Copy out the records in full, word for word, without pictures.

- DATASET EXCERPTS -
--- begin ---
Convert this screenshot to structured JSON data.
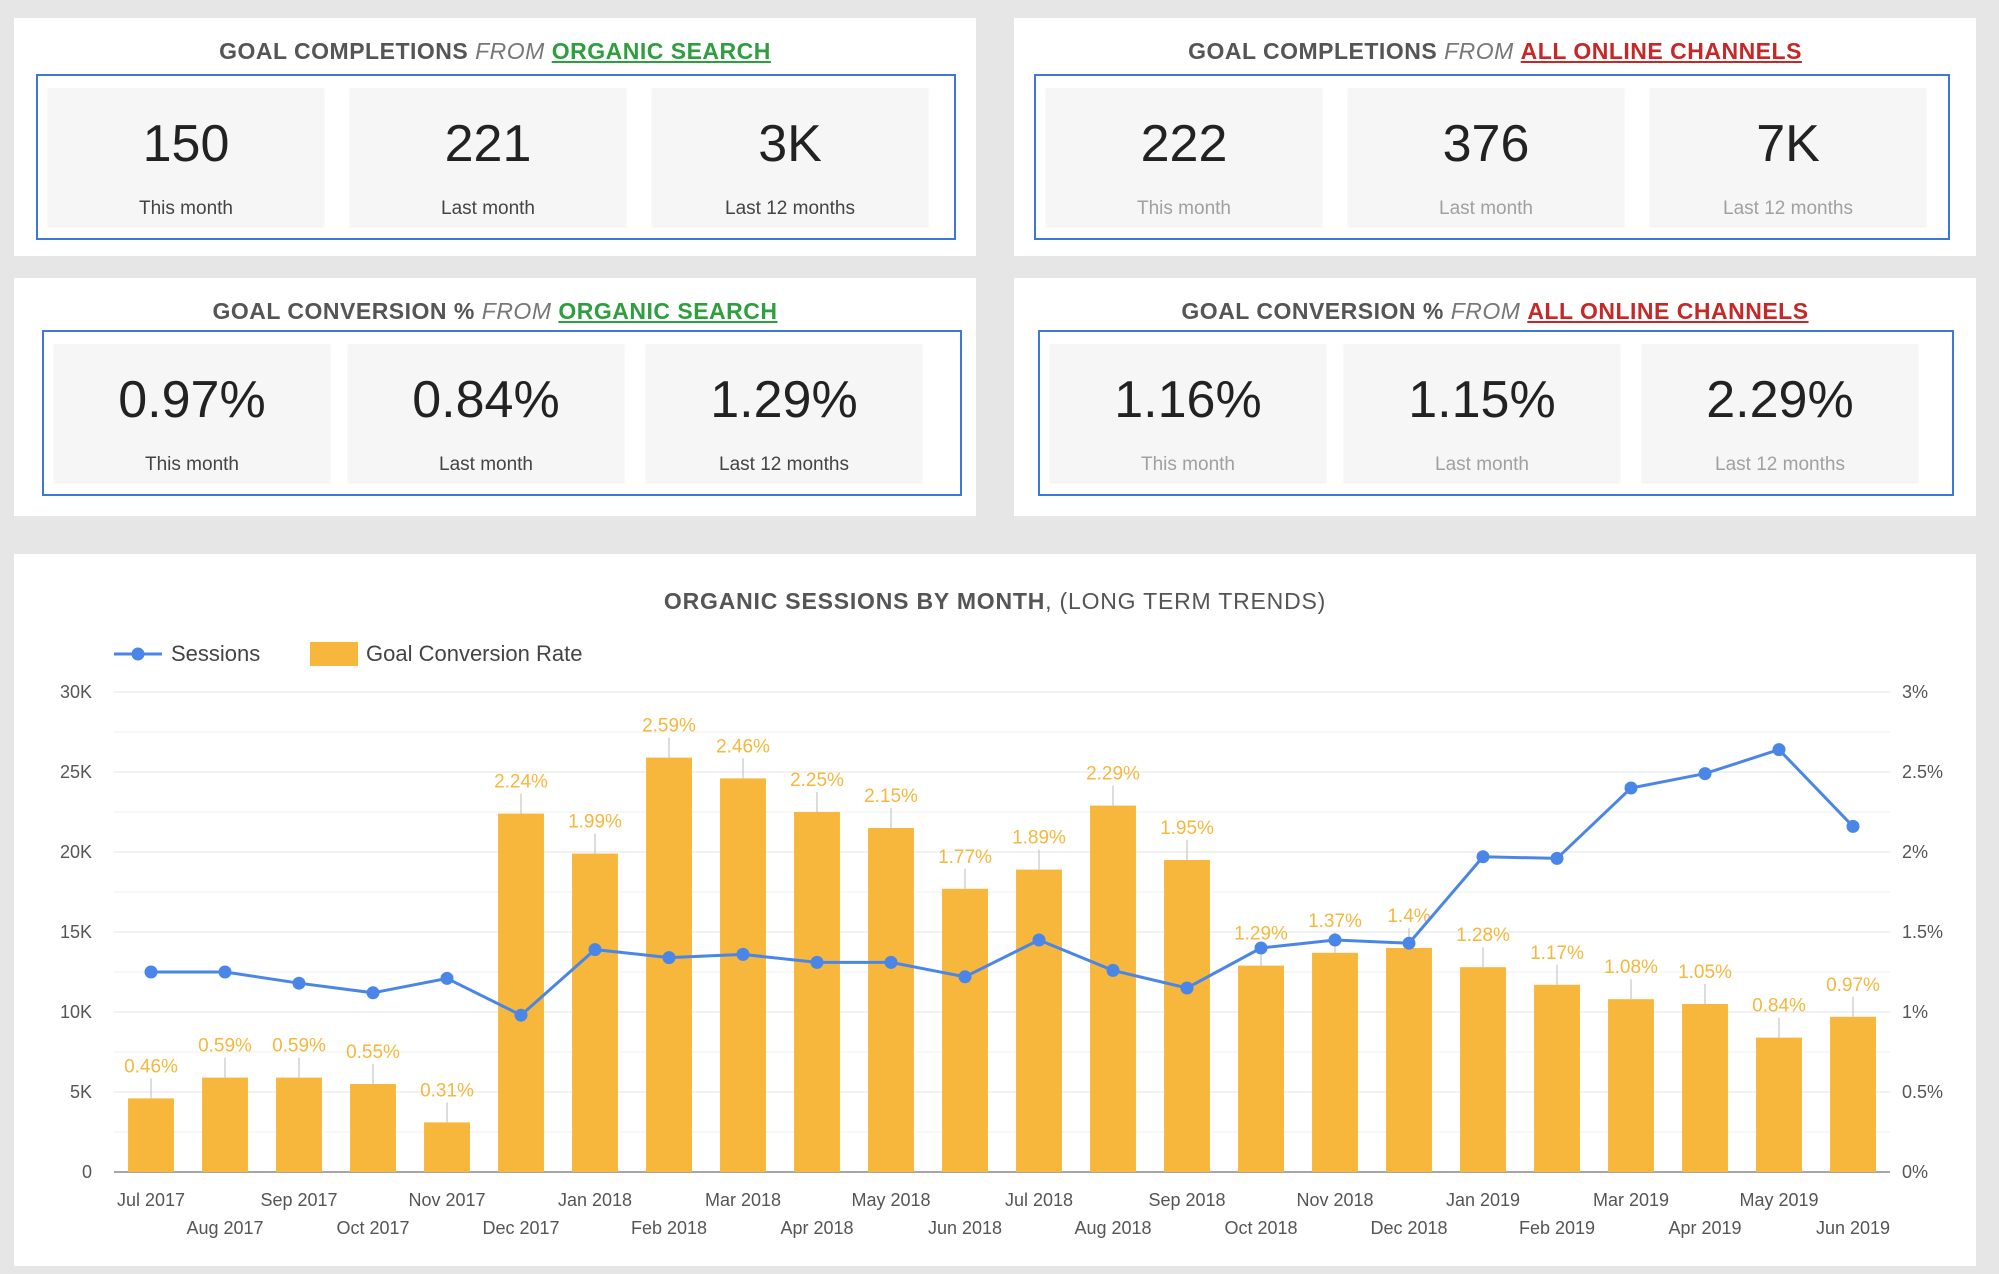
{
  "colors": {
    "accent_green": "#2e9e3f",
    "accent_red": "#c62828",
    "frame_blue": "#3c78d8",
    "bar_orange": "#f6b73c",
    "line_blue": "#4a86e8"
  },
  "panels": [
    {
      "title_bold": "GOAL COMPLETIONS",
      "title_from": "FROM",
      "title_link": "ORGANIC SEARCH",
      "link_color": "#2e9e3f",
      "cards": [
        {
          "value": "150",
          "label": "This month"
        },
        {
          "value": "221",
          "label": "Last month"
        },
        {
          "value": "3K",
          "label": "Last 12 months"
        }
      ]
    },
    {
      "title_bold": "GOAL COMPLETIONS",
      "title_from": "FROM",
      "title_link": "ALL ONLINE CHANNELS",
      "link_color": "#c62828",
      "cards": [
        {
          "value": "222",
          "label": "This month"
        },
        {
          "value": "376",
          "label": "Last month"
        },
        {
          "value": "7K",
          "label": "Last 12 months"
        }
      ]
    },
    {
      "title_bold": "GOAL CONVERSION %",
      "title_from": "FROM",
      "title_link": "ORGANIC SEARCH",
      "link_color": "#2e9e3f",
      "cards": [
        {
          "value": "0.97%",
          "label": "This month"
        },
        {
          "value": "0.84%",
          "label": "Last month"
        },
        {
          "value": "1.29%",
          "label": "Last 12 months"
        }
      ]
    },
    {
      "title_bold": "GOAL CONVERSION %",
      "title_from": "FROM",
      "title_link": "ALL ONLINE CHANNELS",
      "link_color": "#c62828",
      "cards": [
        {
          "value": "1.16%",
          "label": "This month"
        },
        {
          "value": "1.15%",
          "label": "Last month"
        },
        {
          "value": "2.29%",
          "label": "Last 12 months"
        }
      ]
    }
  ],
  "chart_data": {
    "type": "bar",
    "title_bold": "ORGANIC SESSIONS BY MONTH",
    "title_rest": ", (LONG TERM TRENDS)",
    "legend_placement": "top-left",
    "categories": [
      "Jul 2017",
      "Aug 2017",
      "Sep 2017",
      "Oct 2017",
      "Nov 2017",
      "Dec 2017",
      "Jan 2018",
      "Feb 2018",
      "Mar 2018",
      "Apr 2018",
      "May 2018",
      "Jun 2018",
      "Jul 2018",
      "Aug 2018",
      "Sep 2018",
      "Oct 2018",
      "Nov 2018",
      "Dec 2018",
      "Jan 2019",
      "Feb 2019",
      "Mar 2019",
      "Apr 2019",
      "May 2019",
      "Jun 2019"
    ],
    "series": [
      {
        "name": "Sessions",
        "kind": "line",
        "axis": "left",
        "values": [
          12500,
          12500,
          11800,
          11200,
          12100,
          9800,
          13900,
          13400,
          13600,
          13100,
          13100,
          12200,
          14500,
          12600,
          11500,
          14000,
          14500,
          14300,
          19700,
          19600,
          24000,
          24900,
          26400,
          21600
        ]
      },
      {
        "name": "Goal Conversion Rate",
        "kind": "bar",
        "axis": "right",
        "values": [
          0.46,
          0.59,
          0.59,
          0.55,
          0.31,
          2.24,
          1.99,
          2.59,
          2.46,
          2.25,
          2.15,
          1.77,
          1.89,
          2.29,
          1.95,
          1.29,
          1.37,
          1.4,
          1.28,
          1.17,
          1.08,
          1.05,
          0.84,
          0.97
        ],
        "labels": [
          "0.46%",
          "0.59%",
          "0.59%",
          "0.55%",
          "0.31%",
          "2.24%",
          "1.99%",
          "2.59%",
          "2.46%",
          "2.25%",
          "2.15%",
          "1.77%",
          "1.89%",
          "2.29%",
          "1.95%",
          "1.29%",
          "1.37%",
          "1.4%",
          "1.28%",
          "1.17%",
          "1.08%",
          "1.05%",
          "0.84%",
          "0.97%"
        ]
      }
    ],
    "y_left": {
      "ylim": [
        0,
        30000
      ],
      "ticks": [
        0,
        5000,
        10000,
        15000,
        20000,
        25000,
        30000
      ],
      "tick_labels": [
        "0",
        "5K",
        "10K",
        "15K",
        "20K",
        "25K",
        "30K"
      ]
    },
    "y_right": {
      "ylim": [
        0,
        3
      ],
      "ticks": [
        0,
        0.5,
        1,
        1.5,
        2,
        2.5,
        3
      ],
      "tick_labels": [
        "0%",
        "0.5%",
        "1%",
        "1.5%",
        "2%",
        "2.5%",
        "3%"
      ]
    },
    "grid": true
  }
}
--- end ---
- CORRECT OUTPUT -
Convert this screenshot to structured JSON data.
{
  "colors": {
    "accent_green": "#2e9e3f",
    "accent_red": "#c62828",
    "frame_blue": "#3c78d8",
    "bar_orange": "#f6b73c",
    "line_blue": "#4a86e8"
  },
  "panels": [
    {
      "title_bold": "GOAL COMPLETIONS",
      "title_from": "FROM",
      "title_link": "ORGANIC SEARCH",
      "link_color": "#2e9e3f",
      "cards": [
        {
          "value": "150",
          "label": "This month"
        },
        {
          "value": "221",
          "label": "Last month"
        },
        {
          "value": "3K",
          "label": "Last 12 months"
        }
      ]
    },
    {
      "title_bold": "GOAL COMPLETIONS",
      "title_from": "FROM",
      "title_link": "ALL ONLINE CHANNELS",
      "link_color": "#c62828",
      "cards": [
        {
          "value": "222",
          "label": "This month"
        },
        {
          "value": "376",
          "label": "Last month"
        },
        {
          "value": "7K",
          "label": "Last 12 months"
        }
      ]
    },
    {
      "title_bold": "GOAL CONVERSION %",
      "title_from": "FROM",
      "title_link": "ORGANIC SEARCH",
      "link_color": "#2e9e3f",
      "cards": [
        {
          "value": "0.97%",
          "label": "This month"
        },
        {
          "value": "0.84%",
          "label": "Last month"
        },
        {
          "value": "1.29%",
          "label": "Last 12 months"
        }
      ]
    },
    {
      "title_bold": "GOAL CONVERSION %",
      "title_from": "FROM",
      "title_link": "ALL ONLINE CHANNELS",
      "link_color": "#c62828",
      "cards": [
        {
          "value": "1.16%",
          "label": "This month"
        },
        {
          "value": "1.15%",
          "label": "Last month"
        },
        {
          "value": "2.29%",
          "label": "Last 12 months"
        }
      ]
    }
  ],
  "chart_data": {
    "type": "bar",
    "title_bold": "ORGANIC SESSIONS BY MONTH",
    "title_rest": ", (LONG TERM TRENDS)",
    "legend_placement": "top-left",
    "categories": [
      "Jul 2017",
      "Aug 2017",
      "Sep 2017",
      "Oct 2017",
      "Nov 2017",
      "Dec 2017",
      "Jan 2018",
      "Feb 2018",
      "Mar 2018",
      "Apr 2018",
      "May 2018",
      "Jun 2018",
      "Jul 2018",
      "Aug 2018",
      "Sep 2018",
      "Oct 2018",
      "Nov 2018",
      "Dec 2018",
      "Jan 2019",
      "Feb 2019",
      "Mar 2019",
      "Apr 2019",
      "May 2019",
      "Jun 2019"
    ],
    "series": [
      {
        "name": "Sessions",
        "kind": "line",
        "axis": "left",
        "values": [
          12500,
          12500,
          11800,
          11200,
          12100,
          9800,
          13900,
          13400,
          13600,
          13100,
          13100,
          12200,
          14500,
          12600,
          11500,
          14000,
          14500,
          14300,
          19700,
          19600,
          24000,
          24900,
          26400,
          21600
        ]
      },
      {
        "name": "Goal Conversion Rate",
        "kind": "bar",
        "axis": "right",
        "values": [
          0.46,
          0.59,
          0.59,
          0.55,
          0.31,
          2.24,
          1.99,
          2.59,
          2.46,
          2.25,
          2.15,
          1.77,
          1.89,
          2.29,
          1.95,
          1.29,
          1.37,
          1.4,
          1.28,
          1.17,
          1.08,
          1.05,
          0.84,
          0.97
        ],
        "labels": [
          "0.46%",
          "0.59%",
          "0.59%",
          "0.55%",
          "0.31%",
          "2.24%",
          "1.99%",
          "2.59%",
          "2.46%",
          "2.25%",
          "2.15%",
          "1.77%",
          "1.89%",
          "2.29%",
          "1.95%",
          "1.29%",
          "1.37%",
          "1.4%",
          "1.28%",
          "1.17%",
          "1.08%",
          "1.05%",
          "0.84%",
          "0.97%"
        ]
      }
    ],
    "y_left": {
      "ylim": [
        0,
        30000
      ],
      "ticks": [
        0,
        5000,
        10000,
        15000,
        20000,
        25000,
        30000
      ],
      "tick_labels": [
        "0",
        "5K",
        "10K",
        "15K",
        "20K",
        "25K",
        "30K"
      ]
    },
    "y_right": {
      "ylim": [
        0,
        3
      ],
      "ticks": [
        0,
        0.5,
        1,
        1.5,
        2,
        2.5,
        3
      ],
      "tick_labels": [
        "0%",
        "0.5%",
        "1%",
        "1.5%",
        "2%",
        "2.5%",
        "3%"
      ]
    },
    "grid": true
  }
}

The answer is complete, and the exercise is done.